Rz. 82

Der Leibrentenvertrag ist zwar im Erbgesetz in dem Abschnitt Erbverträge geregelt, stellt aber keinen Erbvertrag, sondern einen schuldrechtlichen Vertrag mit gewissen erbrechtlichen Folgen dar. In der Praxis ist er ein gängiger Vertrag. Er ist gegenseitig verpflichtend und entgeltlich. Durch diesen Vertrag verpflichtet sich eine Partei die andere Vertragspartei bis zu ihrem Ableben zu unterstützen, unterhalten, pflegen usw. und im Gegenzug verpflichtet sich die andere Partei das Eigentum an bestimmten Gegenständen, in der Regel an Immobilien, an die andere Partei zu übertragen.

 

Rz. 83

Die Übertragung des Eigentums durch Leibrentenvertrag kann entweder zum Zeitpunkt des Ablebens, was den Regelfall darstellt, oder bereits nach Vertragsschließung, was seltener vorkommt, stattfinden. Im ersten Fall sollte diese Vereinbarung zum Schutz der unterhaltsgebenden Partei im Grundbuch vermerkt werden. Im zweiten Fall sollte das Recht auf Leibrente zum Schutz der eigentumsübertragenden Partei eingetragen werden. Die unterhaltgebende Partei ist kein Erbe und muss daher keine Erbvoraussetzungen erfüllen. Die unterhaltgebende Partei kann jedoch auch ein Erbe sein bzw. eine Person, die gesetzlich zum Unterhalt verpflichtet ist. In diesem Fall bleibt die Erbenstellung vom Bestehen des Vertrages unberührt.

> Aufgabenstellung: Schreiben Sie aus dem Text über den Leibrentenvertrag den Abschnitt ab, der mit den Worten „Der Leibrentenvertrag ist“ beginnt und mit „Partei zu übertragen.“ endet. Die nachstehenden Einträge sind eigenständiges Material und gehören nicht zum Text über den Leibrentenvertrag.

> Material:
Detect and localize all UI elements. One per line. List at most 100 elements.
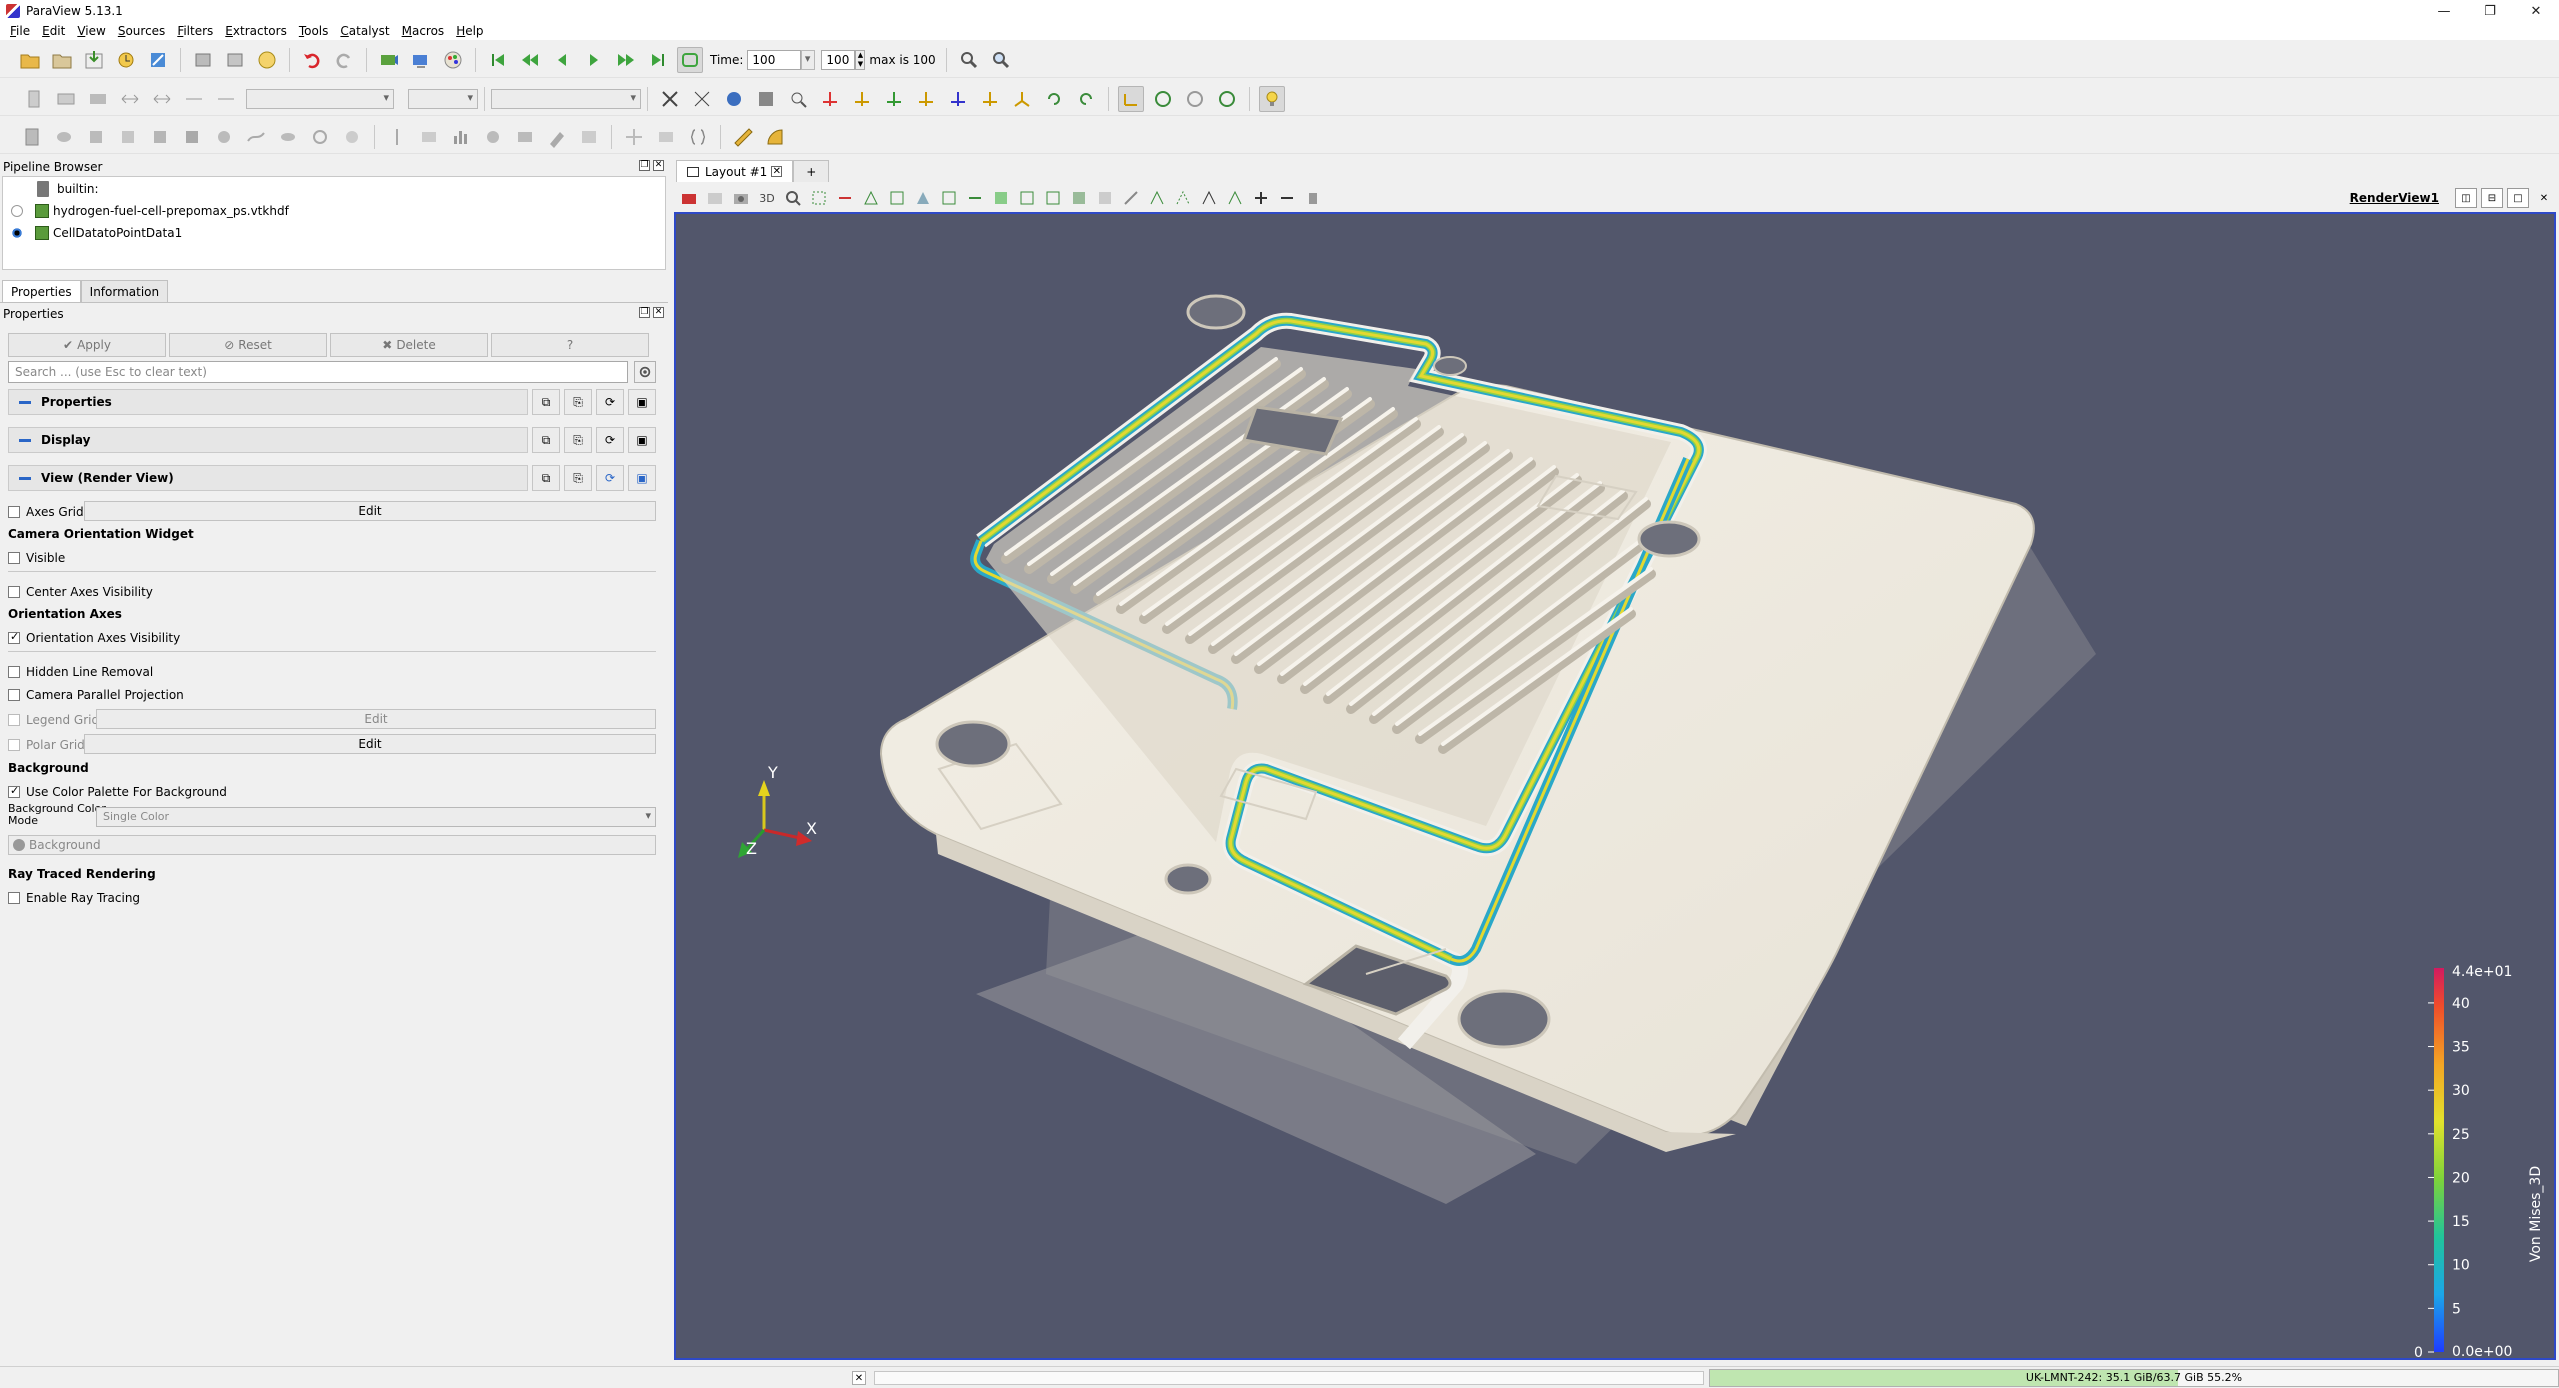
* * *
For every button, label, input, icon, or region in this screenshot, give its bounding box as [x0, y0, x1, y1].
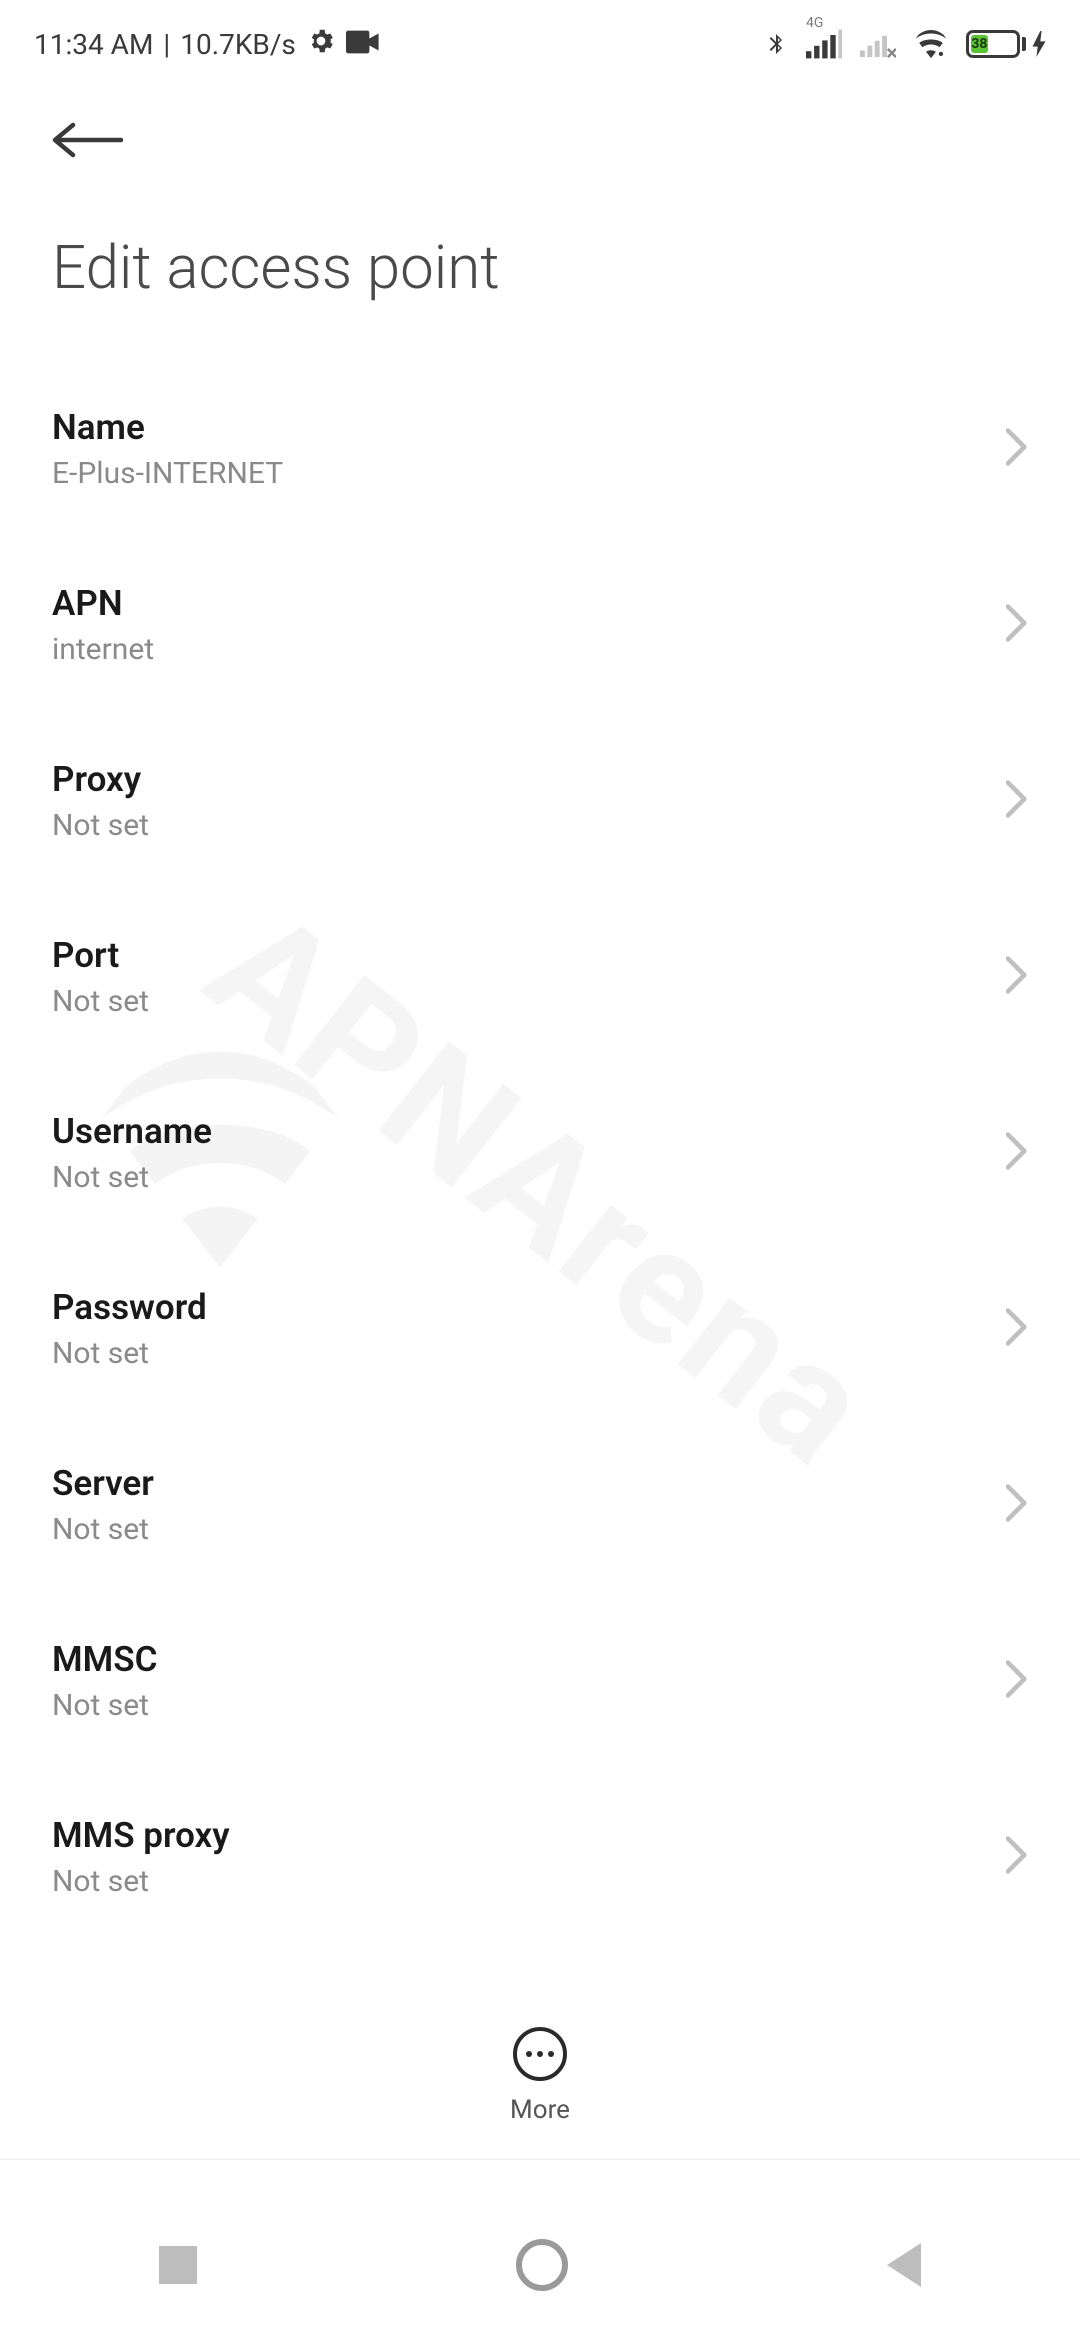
* * *
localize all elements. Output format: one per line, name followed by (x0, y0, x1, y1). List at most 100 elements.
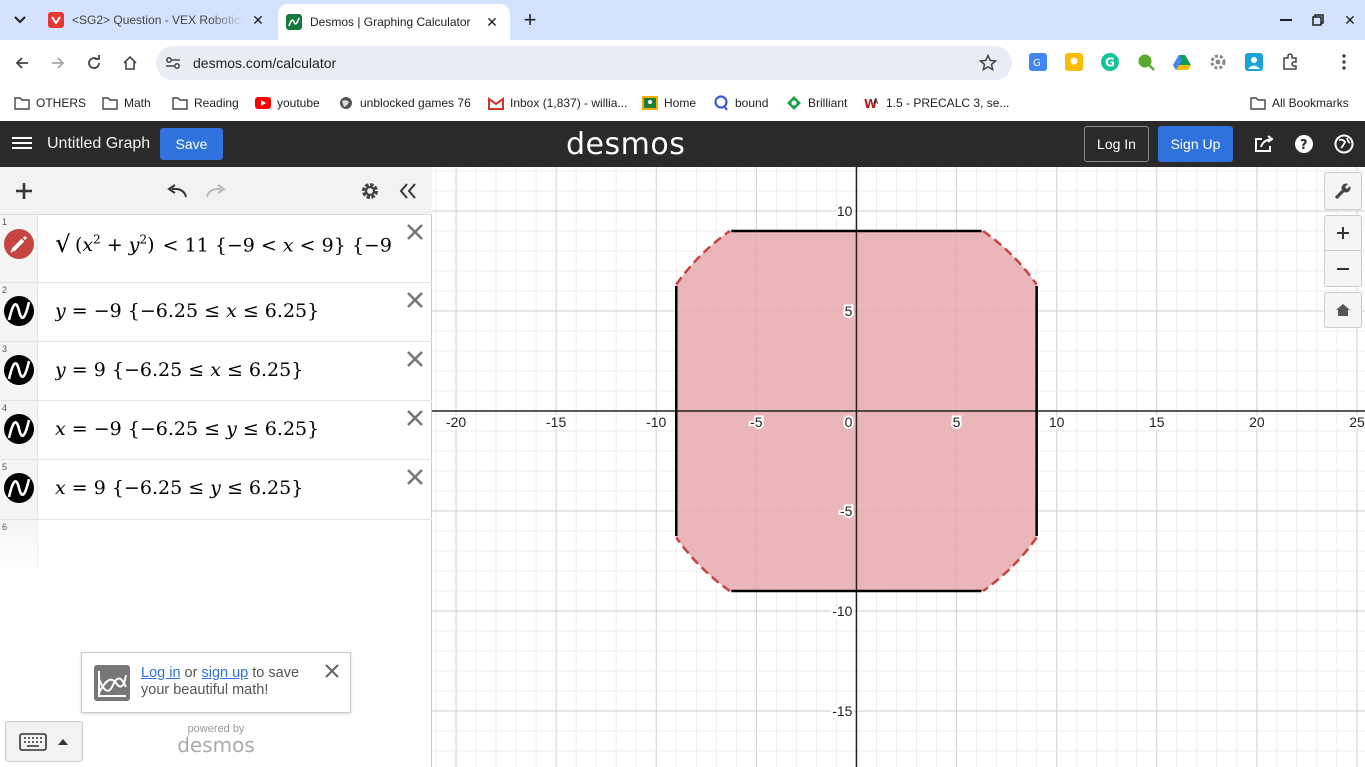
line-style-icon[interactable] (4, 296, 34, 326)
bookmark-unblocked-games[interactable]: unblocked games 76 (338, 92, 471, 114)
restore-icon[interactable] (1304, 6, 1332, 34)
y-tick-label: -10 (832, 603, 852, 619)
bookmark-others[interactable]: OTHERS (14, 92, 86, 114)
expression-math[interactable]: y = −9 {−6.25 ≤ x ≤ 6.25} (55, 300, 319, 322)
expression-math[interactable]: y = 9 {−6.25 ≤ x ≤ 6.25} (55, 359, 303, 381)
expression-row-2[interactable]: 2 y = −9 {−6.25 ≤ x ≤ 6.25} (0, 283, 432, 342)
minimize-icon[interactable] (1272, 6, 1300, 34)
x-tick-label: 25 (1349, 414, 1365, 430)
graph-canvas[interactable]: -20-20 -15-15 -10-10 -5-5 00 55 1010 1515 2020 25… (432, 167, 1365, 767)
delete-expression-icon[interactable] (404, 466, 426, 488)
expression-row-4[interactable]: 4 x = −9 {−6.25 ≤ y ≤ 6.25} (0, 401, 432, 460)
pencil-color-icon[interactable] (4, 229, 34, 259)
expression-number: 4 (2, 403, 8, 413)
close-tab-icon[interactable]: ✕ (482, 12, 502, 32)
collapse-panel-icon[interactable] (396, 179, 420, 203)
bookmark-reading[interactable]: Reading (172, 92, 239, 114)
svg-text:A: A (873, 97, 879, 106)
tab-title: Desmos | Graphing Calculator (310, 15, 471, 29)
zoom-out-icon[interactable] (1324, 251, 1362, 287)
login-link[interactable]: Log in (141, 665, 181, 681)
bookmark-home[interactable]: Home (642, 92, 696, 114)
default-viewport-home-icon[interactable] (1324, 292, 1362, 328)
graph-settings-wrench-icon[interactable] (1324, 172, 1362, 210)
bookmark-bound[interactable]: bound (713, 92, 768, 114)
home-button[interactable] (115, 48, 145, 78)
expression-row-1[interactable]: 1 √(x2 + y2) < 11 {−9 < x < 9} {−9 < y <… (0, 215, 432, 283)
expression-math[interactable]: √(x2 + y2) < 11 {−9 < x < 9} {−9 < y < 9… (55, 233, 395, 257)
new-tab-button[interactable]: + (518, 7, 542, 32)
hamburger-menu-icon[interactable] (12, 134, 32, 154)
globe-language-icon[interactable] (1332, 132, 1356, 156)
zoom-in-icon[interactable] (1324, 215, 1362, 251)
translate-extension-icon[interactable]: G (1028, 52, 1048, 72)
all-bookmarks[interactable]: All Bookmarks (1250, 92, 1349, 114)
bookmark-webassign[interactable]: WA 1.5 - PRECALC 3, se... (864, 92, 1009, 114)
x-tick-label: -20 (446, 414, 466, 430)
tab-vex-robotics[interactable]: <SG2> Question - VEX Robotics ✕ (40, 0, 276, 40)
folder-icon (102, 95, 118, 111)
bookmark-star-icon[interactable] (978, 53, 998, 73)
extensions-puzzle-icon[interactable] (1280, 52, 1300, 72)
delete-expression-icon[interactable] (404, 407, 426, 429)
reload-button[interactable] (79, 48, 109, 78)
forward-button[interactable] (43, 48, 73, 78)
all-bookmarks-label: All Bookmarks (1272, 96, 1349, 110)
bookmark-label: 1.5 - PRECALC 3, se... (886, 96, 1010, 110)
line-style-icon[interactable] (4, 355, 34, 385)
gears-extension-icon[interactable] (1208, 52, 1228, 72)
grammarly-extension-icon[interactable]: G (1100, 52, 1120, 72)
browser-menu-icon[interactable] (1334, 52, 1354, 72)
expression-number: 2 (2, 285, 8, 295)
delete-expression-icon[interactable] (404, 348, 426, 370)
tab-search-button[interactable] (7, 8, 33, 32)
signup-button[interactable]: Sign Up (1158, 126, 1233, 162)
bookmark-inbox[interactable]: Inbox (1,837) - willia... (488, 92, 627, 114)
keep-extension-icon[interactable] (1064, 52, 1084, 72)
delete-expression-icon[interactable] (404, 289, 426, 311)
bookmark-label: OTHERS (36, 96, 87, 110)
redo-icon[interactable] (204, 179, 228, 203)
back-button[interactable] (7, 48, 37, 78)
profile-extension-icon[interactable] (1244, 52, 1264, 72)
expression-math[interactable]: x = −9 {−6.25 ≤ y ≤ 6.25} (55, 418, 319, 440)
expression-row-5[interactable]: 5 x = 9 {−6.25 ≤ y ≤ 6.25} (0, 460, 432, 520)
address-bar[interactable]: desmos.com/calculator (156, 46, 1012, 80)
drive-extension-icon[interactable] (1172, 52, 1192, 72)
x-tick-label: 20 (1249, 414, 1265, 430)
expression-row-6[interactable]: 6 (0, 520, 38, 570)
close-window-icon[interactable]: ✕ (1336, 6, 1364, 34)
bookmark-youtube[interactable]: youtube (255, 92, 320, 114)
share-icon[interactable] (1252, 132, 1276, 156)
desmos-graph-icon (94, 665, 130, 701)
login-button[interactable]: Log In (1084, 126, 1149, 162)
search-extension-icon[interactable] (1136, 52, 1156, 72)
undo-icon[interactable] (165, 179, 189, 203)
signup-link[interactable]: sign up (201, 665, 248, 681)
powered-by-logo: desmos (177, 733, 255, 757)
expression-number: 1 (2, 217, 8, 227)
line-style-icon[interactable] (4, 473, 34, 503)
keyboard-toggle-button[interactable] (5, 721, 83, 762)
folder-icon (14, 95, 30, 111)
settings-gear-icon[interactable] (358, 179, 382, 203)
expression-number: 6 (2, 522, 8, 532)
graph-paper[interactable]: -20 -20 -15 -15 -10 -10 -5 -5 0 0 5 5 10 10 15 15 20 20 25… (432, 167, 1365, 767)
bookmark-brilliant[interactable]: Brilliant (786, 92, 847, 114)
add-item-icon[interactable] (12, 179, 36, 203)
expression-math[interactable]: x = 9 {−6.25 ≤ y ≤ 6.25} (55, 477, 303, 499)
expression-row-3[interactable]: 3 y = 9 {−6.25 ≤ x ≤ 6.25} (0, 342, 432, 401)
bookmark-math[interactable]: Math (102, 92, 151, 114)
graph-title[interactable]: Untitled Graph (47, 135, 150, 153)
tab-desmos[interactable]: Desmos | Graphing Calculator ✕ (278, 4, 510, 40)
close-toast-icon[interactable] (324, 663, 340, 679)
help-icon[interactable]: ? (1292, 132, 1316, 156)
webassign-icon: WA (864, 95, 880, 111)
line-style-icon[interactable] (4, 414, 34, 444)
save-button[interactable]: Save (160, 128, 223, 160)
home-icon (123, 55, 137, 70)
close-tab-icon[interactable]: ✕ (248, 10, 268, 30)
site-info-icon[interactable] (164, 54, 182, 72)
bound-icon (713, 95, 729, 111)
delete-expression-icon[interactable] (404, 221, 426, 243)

> Lösung:
Der Leibrentenvertrag ist zwar im Erbgesetz in dem Abschnitt Erbverträge geregelt, stellt aber keinen Erbvertrag, sondern einen schuldrechtlichen Vertrag mit gewissen erbrechtlichen Folgen dar. In der Praxis ist er ein gängiger Vertrag. Er ist gegenseitig verpflichtend und entgeltlich. Durch diesen Vertrag verpflichtet sich eine Partei die andere Vertragspartei bis zu ihrem Ableben zu unterstützen, unterhalten, pflegen usw. und im Gegenzug verpflichtet sich die andere Partei das Eigentum an bestimmten Gegenständen, in der Regel an Immobilien, an die andere Partei zu übertragen.